Work to do - Locate each line below that includes "права" and reproduce it.

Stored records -
----

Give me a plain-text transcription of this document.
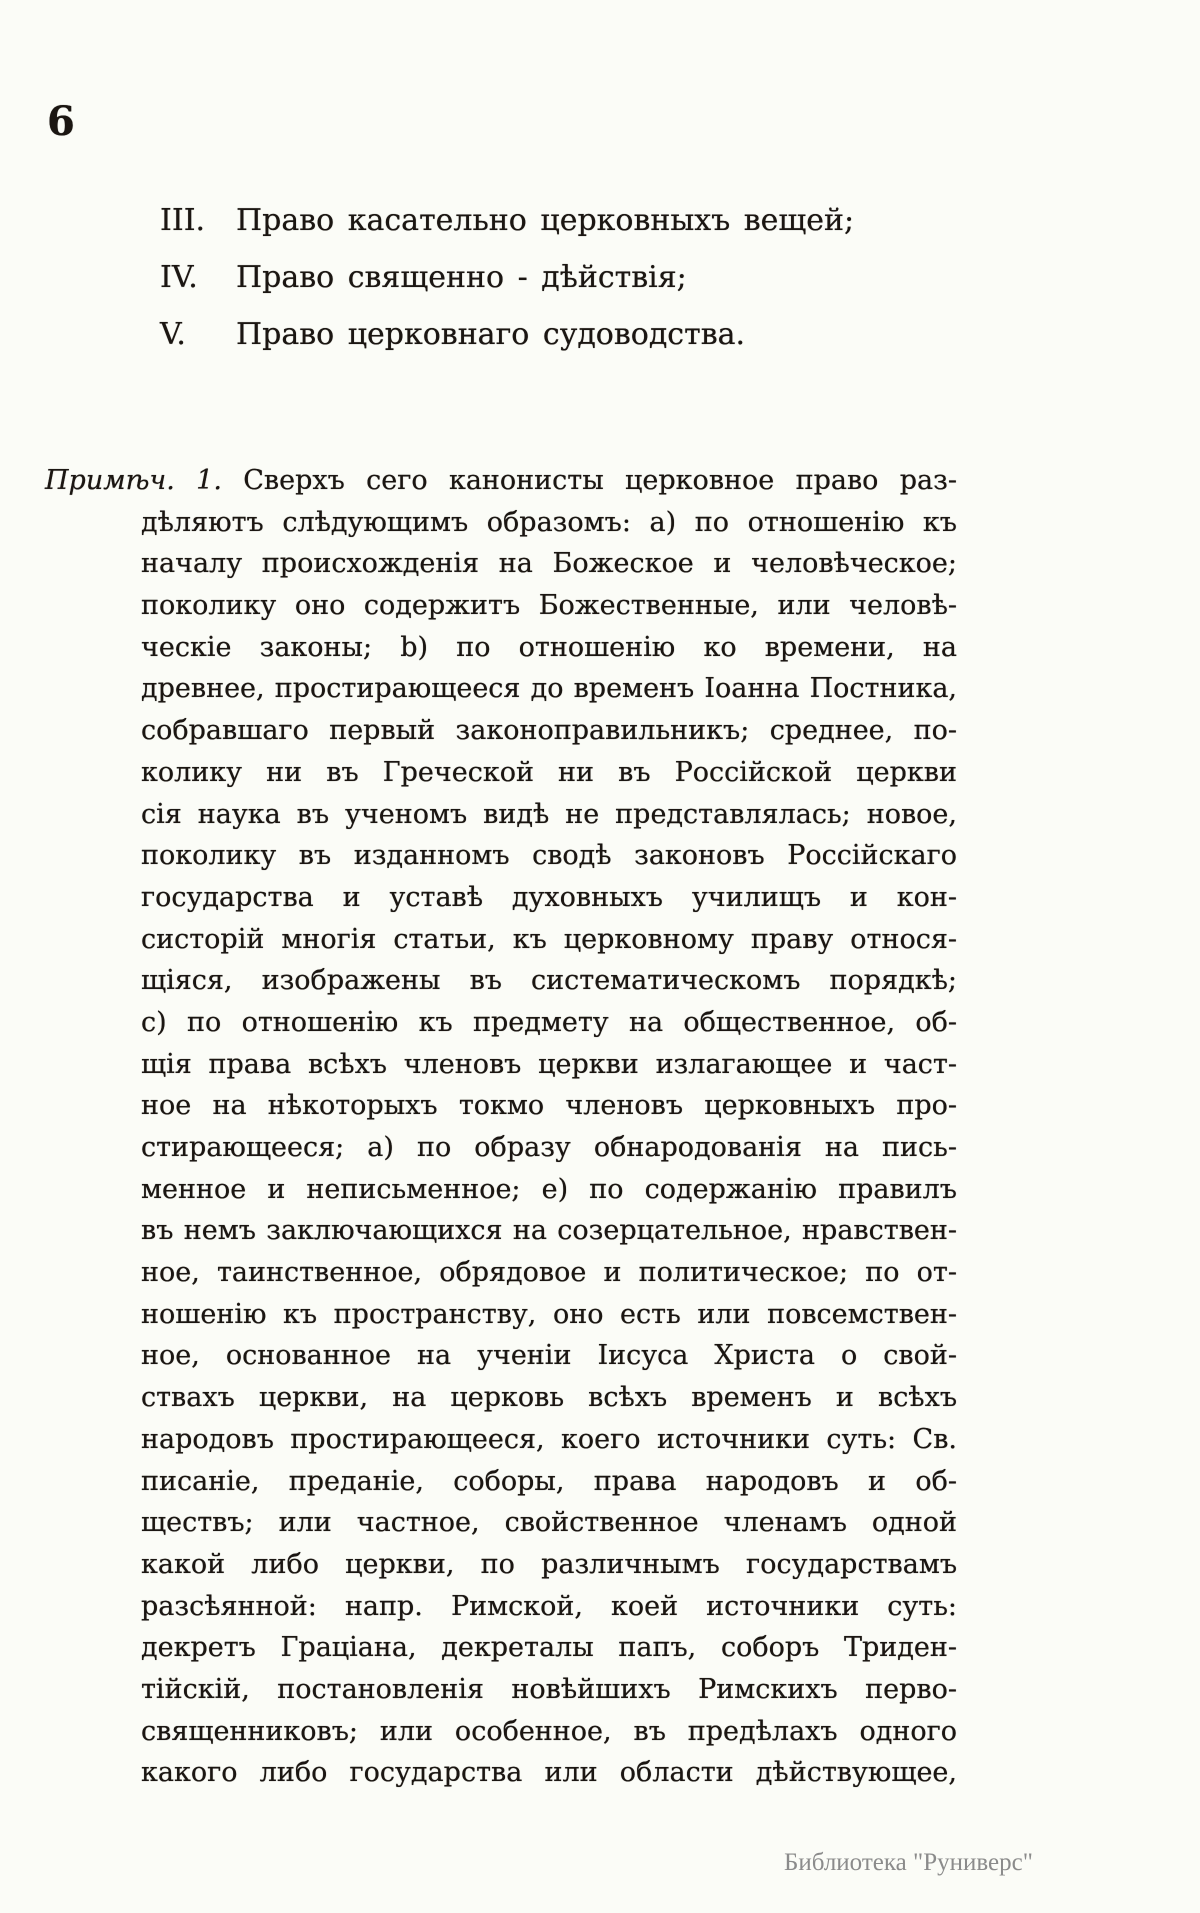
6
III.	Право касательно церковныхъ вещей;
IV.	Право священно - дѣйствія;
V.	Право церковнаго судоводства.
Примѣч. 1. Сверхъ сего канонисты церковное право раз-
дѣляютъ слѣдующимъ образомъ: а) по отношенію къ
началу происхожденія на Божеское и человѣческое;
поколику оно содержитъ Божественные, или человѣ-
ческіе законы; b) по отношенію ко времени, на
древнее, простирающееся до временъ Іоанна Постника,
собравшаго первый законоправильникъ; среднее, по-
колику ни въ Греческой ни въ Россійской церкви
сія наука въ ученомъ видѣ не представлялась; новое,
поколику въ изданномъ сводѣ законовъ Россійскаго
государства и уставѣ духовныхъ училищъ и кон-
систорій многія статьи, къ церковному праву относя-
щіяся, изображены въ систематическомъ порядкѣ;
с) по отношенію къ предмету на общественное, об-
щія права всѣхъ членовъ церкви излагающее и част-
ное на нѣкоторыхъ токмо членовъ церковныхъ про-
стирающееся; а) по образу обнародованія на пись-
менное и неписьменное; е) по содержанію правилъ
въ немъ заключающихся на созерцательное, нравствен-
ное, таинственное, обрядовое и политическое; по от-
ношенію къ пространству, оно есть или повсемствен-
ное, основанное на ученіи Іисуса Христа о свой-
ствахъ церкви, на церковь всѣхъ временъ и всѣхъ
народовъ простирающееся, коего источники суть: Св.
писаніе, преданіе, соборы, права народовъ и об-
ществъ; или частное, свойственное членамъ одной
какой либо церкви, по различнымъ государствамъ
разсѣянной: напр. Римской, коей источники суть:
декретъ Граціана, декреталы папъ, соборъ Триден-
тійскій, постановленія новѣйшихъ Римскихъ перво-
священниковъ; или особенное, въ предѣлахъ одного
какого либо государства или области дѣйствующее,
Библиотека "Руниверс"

----

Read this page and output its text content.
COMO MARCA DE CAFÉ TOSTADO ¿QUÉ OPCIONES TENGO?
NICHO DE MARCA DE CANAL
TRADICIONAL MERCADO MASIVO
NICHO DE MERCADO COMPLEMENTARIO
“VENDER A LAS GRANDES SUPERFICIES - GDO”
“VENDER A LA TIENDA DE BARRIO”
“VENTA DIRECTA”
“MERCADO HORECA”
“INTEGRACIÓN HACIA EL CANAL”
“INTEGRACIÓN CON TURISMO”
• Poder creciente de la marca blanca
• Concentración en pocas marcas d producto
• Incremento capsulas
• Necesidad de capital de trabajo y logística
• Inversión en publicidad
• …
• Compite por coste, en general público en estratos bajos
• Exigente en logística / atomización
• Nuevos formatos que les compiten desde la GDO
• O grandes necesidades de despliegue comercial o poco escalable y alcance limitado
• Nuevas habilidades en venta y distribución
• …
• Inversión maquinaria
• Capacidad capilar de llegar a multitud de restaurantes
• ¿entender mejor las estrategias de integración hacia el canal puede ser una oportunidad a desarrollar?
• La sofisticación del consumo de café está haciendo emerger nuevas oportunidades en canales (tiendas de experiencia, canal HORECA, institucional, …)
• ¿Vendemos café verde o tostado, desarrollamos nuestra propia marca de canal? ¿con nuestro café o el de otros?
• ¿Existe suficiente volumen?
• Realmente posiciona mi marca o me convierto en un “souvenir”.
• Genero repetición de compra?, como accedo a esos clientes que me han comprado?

----

Full response -
щія права всѣхъ членовъ церкви излагающее и част-
писаніе, преданіе, соборы, права народовъ и об-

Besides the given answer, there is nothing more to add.